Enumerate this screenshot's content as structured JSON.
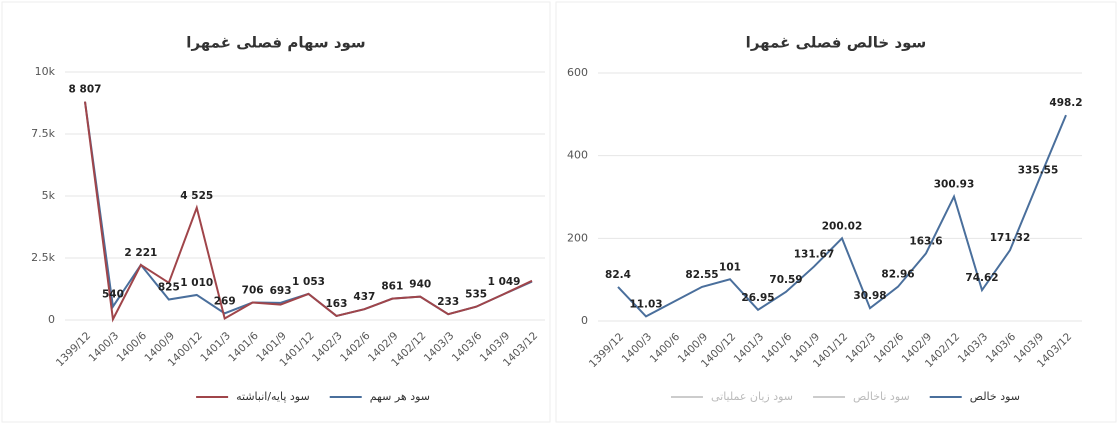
{
  "chart_data": [
    {
      "type": "line",
      "title": "سود سهام فصلی غمهرا",
      "categories": [
        "1399/12",
        "1400/3",
        "1400/6",
        "1400/9",
        "1400/12",
        "1401/3",
        "1401/6",
        "1401/9",
        "1401/12",
        "1402/3",
        "1402/6",
        "1402/9",
        "1402/12",
        "1403/3",
        "1403/6",
        "1403/9",
        "1403/12"
      ],
      "series": [
        {
          "name": "سود هر سهم",
          "color": "#4a6f9c",
          "values": [
            8807,
            540,
            2221,
            825,
            1010,
            269,
            706,
            693,
            1053,
            163,
            437,
            861,
            940,
            233,
            535,
            1049,
            1550
          ],
          "value_labels": [
            "8 807",
            "540",
            "2 221",
            "825",
            "1 010",
            "269",
            "706",
            "693",
            "1 053",
            "163",
            "437",
            "861",
            "940",
            "233",
            "535",
            "1 049",
            null
          ]
        },
        {
          "name": "سود پایه/انباشته",
          "color": "#a0454a",
          "values": [
            8807,
            30,
            2221,
            1500,
            4525,
            60,
            706,
            620,
            1053,
            163,
            437,
            861,
            940,
            233,
            535,
            1049,
            1580
          ],
          "value_labels": [
            null,
            null,
            null,
            null,
            "4 525",
            null,
            null,
            null,
            null,
            null,
            null,
            null,
            null,
            null,
            null,
            null,
            null
          ]
        }
      ],
      "ylim": [
        0,
        10000
      ],
      "yticks": [
        0,
        {
          "value": 2500,
          "label": "2.5k"
        },
        {
          "value": 5000,
          "label": "5k"
        },
        {
          "value": 7500,
          "label": "7.5k"
        },
        {
          "value": 10000,
          "label": "10k"
        }
      ],
      "grid": true
    },
    {
      "type": "line",
      "title": "سود خالص فصلی غمهرا",
      "categories": [
        "1399/12",
        "1400/3",
        "1400/6",
        "1400/9",
        "1400/12",
        "1401/3",
        "1401/6",
        "1401/9",
        "1401/12",
        "1402/3",
        "1402/6",
        "1402/9",
        "1402/12",
        "1403/3",
        "1403/6",
        "1403/9",
        "1403/12"
      ],
      "series": [
        {
          "name": "سود خالص",
          "color": "#4a6f9c",
          "values": [
            82.4,
            11.03,
            47,
            82.55,
            101,
            26.95,
            70.59,
            131.67,
            200.02,
            30.98,
            82.96,
            163.6,
            300.93,
            74.62,
            171.32,
            335.55,
            498.2
          ],
          "value_labels": [
            "82.4",
            "11.03",
            null,
            "82.55",
            "101",
            "26.95",
            "70.59",
            "131.67",
            "200.02",
            "30.98",
            "82.96",
            "163.6",
            "300.93",
            "74.62",
            "171.32",
            "335.55",
            "498.2"
          ]
        }
      ],
      "hidden_series": [
        {
          "name": "سود ناخالص",
          "color": "#cccccc"
        },
        {
          "name": "سود زیان عملیاتی",
          "color": "#cccccc"
        }
      ],
      "ylim": [
        0,
        600
      ],
      "yticks": [
        0,
        200,
        400,
        600
      ],
      "grid": true
    }
  ]
}
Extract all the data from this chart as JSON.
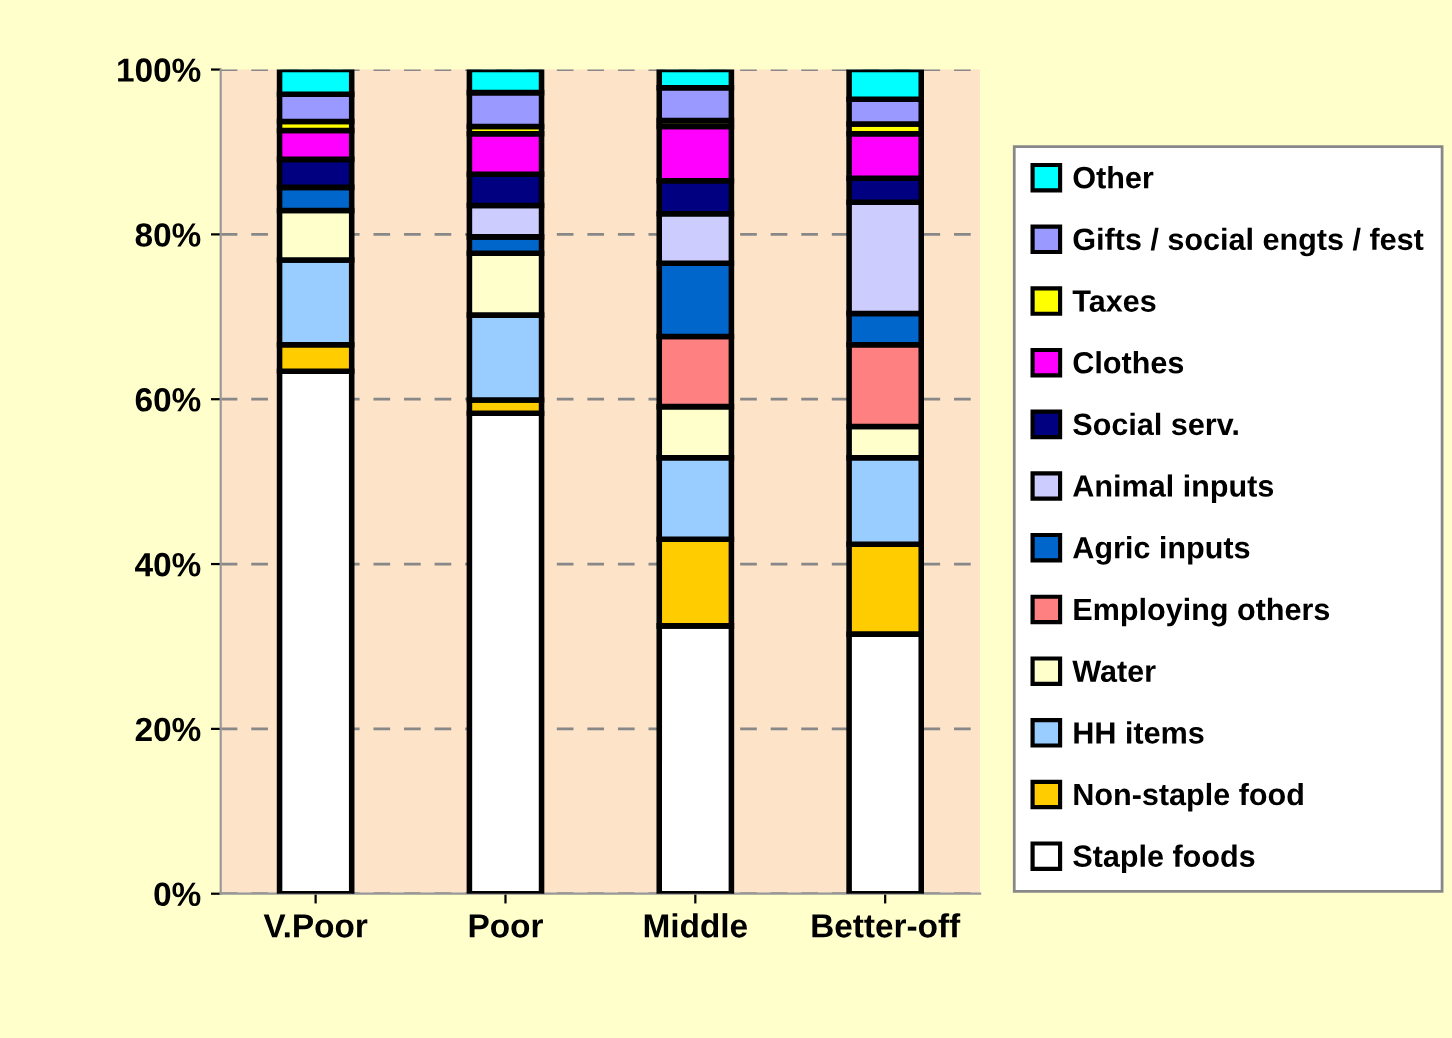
{
  "chart_data": {
    "type": "bar",
    "stacked": true,
    "categories": [
      "V.Poor",
      "Poor",
      "Middle",
      "Better-off"
    ],
    "series": [
      {
        "name": "Staple foods",
        "color": "#ffffff",
        "values": [
          63.4,
          58.3,
          32.5,
          31.5
        ]
      },
      {
        "name": "Non-staple food",
        "color": "#ffcc00",
        "values": [
          3.2,
          1.6,
          10.5,
          10.9
        ]
      },
      {
        "name": "HH items",
        "color": "#99ccff",
        "values": [
          10.3,
          10.3,
          9.9,
          10.5
        ]
      },
      {
        "name": "Water",
        "color": "#ffffcc",
        "values": [
          6.0,
          7.5,
          6.2,
          3.8
        ]
      },
      {
        "name": "Employing others",
        "color": "#ff8080",
        "values": [
          null,
          null,
          8.5,
          9.9
        ]
      },
      {
        "name": "Agric inputs",
        "color": "#0066cc",
        "values": [
          2.8,
          2.0,
          8.9,
          3.8
        ]
      },
      {
        "name": "Animal inputs",
        "color": "#ccccff",
        "values": [
          null,
          3.8,
          6.0,
          13.5
        ]
      },
      {
        "name": "Social serv.",
        "color": "#000080",
        "values": [
          3.4,
          3.8,
          4.0,
          2.9
        ]
      },
      {
        "name": "Clothes",
        "color": "#ff00ff",
        "values": [
          3.5,
          4.9,
          6.6,
          5.4
        ]
      },
      {
        "name": "Taxes",
        "color": "#ffff00",
        "values": [
          1.1,
          0.9,
          0.7,
          1.2
        ]
      },
      {
        "name": "Gifts / social engts / fest",
        "color": "#9999ff",
        "values": [
          3.3,
          4.1,
          4.0,
          3.0
        ]
      },
      {
        "name": "Other",
        "color": "#00ffff",
        "values": [
          3.0,
          2.8,
          2.2,
          3.6
        ]
      }
    ],
    "ylim": [
      0,
      100
    ],
    "yticks": [
      {
        "value": 0,
        "label": "0%"
      },
      {
        "value": 20,
        "label": "20%"
      },
      {
        "value": 40,
        "label": "40%"
      },
      {
        "value": 60,
        "label": "60%"
      },
      {
        "value": 80,
        "label": "80%"
      },
      {
        "value": 100,
        "label": "100%"
      }
    ],
    "grid": "y",
    "legend": "right"
  }
}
^^^^
*Objective*
Copy out the whole listing exactly, and don't carry over any pictures.

*Task result*
Enumerate this screenshot's content as structured JSON.
{
  "chart_data": [
    {
      "type": "line",
      "title": "سود سهام فصلی غمهرا",
      "categories": [
        "1399/12",
        "1400/3",
        "1400/6",
        "1400/9",
        "1400/12",
        "1401/3",
        "1401/6",
        "1401/9",
        "1401/12",
        "1402/3",
        "1402/6",
        "1402/9",
        "1402/12",
        "1403/3",
        "1403/6",
        "1403/9",
        "1403/12"
      ],
      "series": [
        {
          "name": "سود هر سهم",
          "color": "#4a6f9c",
          "values": [
            8807,
            540,
            2221,
            825,
            1010,
            269,
            706,
            693,
            1053,
            163,
            437,
            861,
            940,
            233,
            535,
            1049,
            1550
          ],
          "value_labels": [
            "8 807",
            "540",
            "2 221",
            "825",
            "1 010",
            "269",
            "706",
            "693",
            "1 053",
            "163",
            "437",
            "861",
            "940",
            "233",
            "535",
            "1 049",
            null
          ]
        },
        {
          "name": "سود پایه/انباشته",
          "color": "#a0454a",
          "values": [
            8807,
            30,
            2221,
            1500,
            4525,
            60,
            706,
            620,
            1053,
            163,
            437,
            861,
            940,
            233,
            535,
            1049,
            1580
          ],
          "value_labels": [
            null,
            null,
            null,
            null,
            "4 525",
            null,
            null,
            null,
            null,
            null,
            null,
            null,
            null,
            null,
            null,
            null,
            null
          ]
        }
      ],
      "ylim": [
        0,
        10000
      ],
      "yticks": [
        0,
        {
          "value": 2500,
          "label": "2.5k"
        },
        {
          "value": 5000,
          "label": "5k"
        },
        {
          "value": 7500,
          "label": "7.5k"
        },
        {
          "value": 10000,
          "label": "10k"
        }
      ],
      "grid": true
    },
    {
      "type": "line",
      "title": "سود خالص فصلی غمهرا",
      "categories": [
        "1399/12",
        "1400/3",
        "1400/6",
        "1400/9",
        "1400/12",
        "1401/3",
        "1401/6",
        "1401/9",
        "1401/12",
        "1402/3",
        "1402/6",
        "1402/9",
        "1402/12",
        "1403/3",
        "1403/6",
        "1403/9",
        "1403/12"
      ],
      "series": [
        {
          "name": "سود خالص",
          "color": "#4a6f9c",
          "values": [
            82.4,
            11.03,
            47,
            82.55,
            101,
            26.95,
            70.59,
            131.67,
            200.02,
            30.98,
            82.96,
            163.6,
            300.93,
            74.62,
            171.32,
            335.55,
            498.2
          ],
          "value_labels": [
            "82.4",
            "11.03",
            null,
            "82.55",
            "101",
            "26.95",
            "70.59",
            "131.67",
            "200.02",
            "30.98",
            "82.96",
            "163.6",
            "300.93",
            "74.62",
            "171.32",
            "335.55",
            "498.2"
          ]
        }
      ],
      "hidden_series": [
        {
          "name": "سود ناخالص",
          "color": "#cccccc"
        },
        {
          "name": "سود زیان عملیاتی",
          "color": "#cccccc"
        }
      ],
      "ylim": [
        0,
        600
      ],
      "yticks": [
        0,
        200,
        400,
        600
      ],
      "grid": true
    }
  ]
}
Extract all the data from this chart as JSON.
{
  "chart_data": {
    "type": "bar",
    "stacked": true,
    "categories": [
      "V.Poor",
      "Poor",
      "Middle",
      "Better-off"
    ],
    "series": [
      {
        "name": "Staple foods",
        "color": "#ffffff",
        "values": [
          63.4,
          58.3,
          32.5,
          31.5
        ]
      },
      {
        "name": "Non-staple food",
        "color": "#ffcc00",
        "values": [
          3.2,
          1.6,
          10.5,
          10.9
        ]
      },
      {
        "name": "HH items",
        "color": "#99ccff",
        "values": [
          10.3,
          10.3,
          9.9,
          10.5
        ]
      },
      {
        "name": "Water",
        "color": "#ffffcc",
        "values": [
          6.0,
          7.5,
          6.2,
          3.8
        ]
      },
      {
        "name": "Employing others",
        "color": "#ff8080",
        "values": [
          null,
          null,
          8.5,
          9.9
        ]
      },
      {
        "name": "Agric inputs",
        "color": "#0066cc",
        "values": [
          2.8,
          2.0,
          8.9,
          3.8
        ]
      },
      {
        "name": "Animal inputs",
        "color": "#ccccff",
        "values": [
          null,
          3.8,
          6.0,
          13.5
        ]
      },
      {
        "name": "Social serv.",
        "color": "#000080",
        "values": [
          3.4,
          3.8,
          4.0,
          2.9
        ]
      },
      {
        "name": "Clothes",
        "color": "#ff00ff",
        "values": [
          3.5,
          4.9,
          6.6,
          5.4
        ]
      },
      {
        "name": "Taxes",
        "color": "#ffff00",
        "values": [
          1.1,
          0.9,
          0.7,
          1.2
        ]
      },
      {
        "name": "Gifts / social engts / fest",
        "color": "#9999ff",
        "values": [
          3.3,
          4.1,
          4.0,
          3.0
        ]
      },
      {
        "name": "Other",
        "color": "#00ffff",
        "values": [
          3.0,
          2.8,
          2.2,
          3.6
        ]
      }
    ],
    "ylim": [
      0,
      100
    ],
    "yticks": [
      {
        "value": 0,
        "label": "0%"
      },
      {
        "value": 20,
        "label": "20%"
      },
      {
        "value": 40,
        "label": "40%"
      },
      {
        "value": 60,
        "label": "60%"
      },
      {
        "value": 80,
        "label": "80%"
      },
      {
        "value": 100,
        "label": "100%"
      }
    ],
    "grid": "y",
    "legend": "right"
  }
}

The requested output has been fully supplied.